**Stated task**
Write out the data below in full. Keep it exact.

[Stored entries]
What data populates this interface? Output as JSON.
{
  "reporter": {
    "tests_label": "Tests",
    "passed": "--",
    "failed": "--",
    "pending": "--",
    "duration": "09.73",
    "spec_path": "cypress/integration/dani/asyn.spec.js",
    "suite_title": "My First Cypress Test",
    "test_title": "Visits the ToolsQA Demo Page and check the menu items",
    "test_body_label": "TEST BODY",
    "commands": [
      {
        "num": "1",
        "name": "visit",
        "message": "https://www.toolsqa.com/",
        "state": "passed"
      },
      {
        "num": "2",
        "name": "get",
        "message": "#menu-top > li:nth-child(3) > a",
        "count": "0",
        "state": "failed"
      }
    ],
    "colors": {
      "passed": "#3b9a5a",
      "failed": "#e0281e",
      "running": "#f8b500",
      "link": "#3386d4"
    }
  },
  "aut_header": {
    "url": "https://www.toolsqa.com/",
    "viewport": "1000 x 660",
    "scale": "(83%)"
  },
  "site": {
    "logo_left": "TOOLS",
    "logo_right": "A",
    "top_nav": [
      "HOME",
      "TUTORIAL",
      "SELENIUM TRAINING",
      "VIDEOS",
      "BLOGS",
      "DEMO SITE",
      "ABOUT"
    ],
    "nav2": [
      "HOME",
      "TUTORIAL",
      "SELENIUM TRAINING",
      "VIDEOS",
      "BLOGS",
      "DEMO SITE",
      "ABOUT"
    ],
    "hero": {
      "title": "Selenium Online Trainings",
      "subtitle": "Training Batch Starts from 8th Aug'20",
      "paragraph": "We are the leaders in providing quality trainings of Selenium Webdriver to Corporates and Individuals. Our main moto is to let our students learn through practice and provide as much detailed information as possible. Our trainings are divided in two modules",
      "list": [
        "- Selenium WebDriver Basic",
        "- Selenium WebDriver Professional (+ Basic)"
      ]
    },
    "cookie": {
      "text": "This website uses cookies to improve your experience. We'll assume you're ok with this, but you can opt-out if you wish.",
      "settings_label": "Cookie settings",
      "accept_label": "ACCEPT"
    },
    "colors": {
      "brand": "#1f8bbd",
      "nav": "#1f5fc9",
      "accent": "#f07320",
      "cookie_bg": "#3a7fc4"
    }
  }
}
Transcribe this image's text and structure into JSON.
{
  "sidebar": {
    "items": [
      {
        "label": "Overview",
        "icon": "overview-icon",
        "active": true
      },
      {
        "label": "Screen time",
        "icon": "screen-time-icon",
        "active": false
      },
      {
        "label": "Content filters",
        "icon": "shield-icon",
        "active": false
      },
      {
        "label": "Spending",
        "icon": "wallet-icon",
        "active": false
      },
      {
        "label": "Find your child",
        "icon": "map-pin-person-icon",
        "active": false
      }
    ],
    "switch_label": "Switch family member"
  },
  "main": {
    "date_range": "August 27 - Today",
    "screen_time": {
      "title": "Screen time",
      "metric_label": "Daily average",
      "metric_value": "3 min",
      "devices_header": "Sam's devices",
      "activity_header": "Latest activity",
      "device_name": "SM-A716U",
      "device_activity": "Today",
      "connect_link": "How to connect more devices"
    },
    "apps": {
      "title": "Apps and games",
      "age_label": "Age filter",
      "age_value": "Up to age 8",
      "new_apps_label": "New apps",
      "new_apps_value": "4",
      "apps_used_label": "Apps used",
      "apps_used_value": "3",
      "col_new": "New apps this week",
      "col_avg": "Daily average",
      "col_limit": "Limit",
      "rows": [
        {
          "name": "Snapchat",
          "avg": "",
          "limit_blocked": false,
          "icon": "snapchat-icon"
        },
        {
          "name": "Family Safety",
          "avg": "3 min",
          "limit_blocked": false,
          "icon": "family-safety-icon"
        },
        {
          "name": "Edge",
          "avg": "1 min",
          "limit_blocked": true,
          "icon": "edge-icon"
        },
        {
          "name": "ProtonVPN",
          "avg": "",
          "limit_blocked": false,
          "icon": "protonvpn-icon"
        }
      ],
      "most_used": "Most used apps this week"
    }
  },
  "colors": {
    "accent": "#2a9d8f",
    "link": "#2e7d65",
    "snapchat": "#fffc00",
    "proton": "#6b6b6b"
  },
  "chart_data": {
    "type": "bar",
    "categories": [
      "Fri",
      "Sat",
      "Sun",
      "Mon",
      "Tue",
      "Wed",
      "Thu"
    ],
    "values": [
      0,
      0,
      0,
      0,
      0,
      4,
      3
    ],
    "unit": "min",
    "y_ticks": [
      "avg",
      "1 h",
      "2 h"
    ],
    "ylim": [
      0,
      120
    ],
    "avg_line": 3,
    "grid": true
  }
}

**Answer to the problem**
What data populates this interface? Output as JSON.
{
  "reporter": {
    "tests_label": "Tests",
    "passed": "--",
    "failed": "--",
    "pending": "--",
    "duration": "09.73",
    "spec_path": "cypress/integration/dani/asyn.spec.js",
    "suite_title": "My First Cypress Test",
    "test_title": "Visits the ToolsQA Demo Page and check the menu items",
    "test_body_label": "TEST BODY",
    "commands": [
      {
        "num": "1",
        "name": "visit",
        "message": "https://www.toolsqa.com/",
        "state": "passed"
      },
      {
        "num": "2",
        "name": "get",
        "message": "#menu-top > li:nth-child(3) > a",
        "count": "0",
        "state": "failed"
      }
    ],
    "colors": {
      "passed": "#3b9a5a",
      "failed": "#e0281e",
      "running": "#f8b500",
      "link": "#3386d4"
    }
  },
  "aut_header": {
    "url": "https://www.toolsqa.com/",
    "viewport": "1000 x 660",
    "scale": "(83%)"
  },
  "site": {
    "logo_left": "TOOLS",
    "logo_right": "A",
    "top_nav": [
      "HOME",
      "TUTORIAL",
      "SELENIUM TRAINING",
      "VIDEOS",
      "BLOGS",
      "DEMO SITE",
      "ABOUT"
    ],
    "nav2": [
      "HOME",
      "TUTORIAL",
      "SELENIUM TRAINING",
      "VIDEOS",
      "BLOGS",
      "DEMO SITE",
      "ABOUT"
    ],
    "hero": {
      "title": "Selenium Online Trainings",
      "subtitle": "Training Batch Starts from 8th Aug'20",
      "paragraph": "We are the leaders in providing quality trainings of Selenium Webdriver to Corporates and Individuals. Our main moto is to let our students learn through practice and provide as much detailed information as possible. Our trainings are divided in two modules",
      "list": [
        "- Selenium WebDriver Basic",
        "- Selenium WebDriver Professional (+ Basic)"
      ]
    },
    "cookie": {
      "text": "This website uses cookies to improve your experience. We'll assume you're ok with this, but you can opt-out if you wish.",
      "settings_label": "Cookie settings",
      "accept_label": "ACCEPT"
    },
    "colors": {
      "brand": "#1f8bbd",
      "nav": "#1f5fc9",
      "accent": "#f07320",
      "cookie_bg": "#3a7fc4"
    }
  }
}
Transcribe this image's text and structure into JSON.
{
  "sidebar": {
    "items": [
      {
        "label": "Overview",
        "icon": "overview-icon",
        "active": true
      },
      {
        "label": "Screen time",
        "icon": "screen-time-icon",
        "active": false
      },
      {
        "label": "Content filters",
        "icon": "shield-icon",
        "active": false
      },
      {
        "label": "Spending",
        "icon": "wallet-icon",
        "active": false
      },
      {
        "label": "Find your child",
        "icon": "map-pin-person-icon",
        "active": false
      }
    ],
    "switch_label": "Switch family member"
  },
  "main": {
    "date_range": "August 27 - Today",
    "screen_time": {
      "title": "Screen time",
      "metric_label": "Daily average",
      "metric_value": "3 min",
      "devices_header": "Sam's devices",
      "activity_header": "Latest activity",
      "device_name": "SM-A716U",
      "device_activity": "Today",
      "connect_link": "How to connect more devices"
    },
    "apps": {
      "title": "Apps and games",
      "age_label": "Age filter",
      "age_value": "Up to age 8",
      "new_apps_label": "New apps",
      "new_apps_value": "4",
      "apps_used_label": "Apps used",
      "apps_used_value": "3",
      "col_new": "New apps this week",
      "col_avg": "Daily average",
      "col_limit": "Limit",
      "rows": [
        {
          "name": "Snapchat",
          "avg": "",
          "limit_blocked": false,
          "icon": "snapchat-icon"
        },
        {
          "name": "Family Safety",
          "avg": "3 min",
          "limit_blocked": false,
          "icon": "family-safety-icon"
        },
        {
          "name": "Edge",
          "avg": "1 min",
          "limit_blocked": true,
          "icon": "edge-icon"
        },
        {
          "name": "ProtonVPN",
          "avg": "",
          "limit_blocked": false,
          "icon": "protonvpn-icon"
        }
      ],
      "most_used": "Most used apps this week"
    }
  },
  "colors": {
    "accent": "#2a9d8f",
    "link": "#2e7d65",
    "snapchat": "#fffc00",
    "proton": "#6b6b6b"
  },
  "chart_data": {
    "type": "bar",
    "categories": [
      "Fri",
      "Sat",
      "Sun",
      "Mon",
      "Tue",
      "Wed",
      "Thu"
    ],
    "values": [
      0,
      0,
      0,
      0,
      0,
      4,
      3
    ],
    "unit": "min",
    "y_ticks": [
      "avg",
      "1 h",
      "2 h"
    ],
    "ylim": [
      0,
      120
    ],
    "avg_line": 3,
    "grid": true
  }
}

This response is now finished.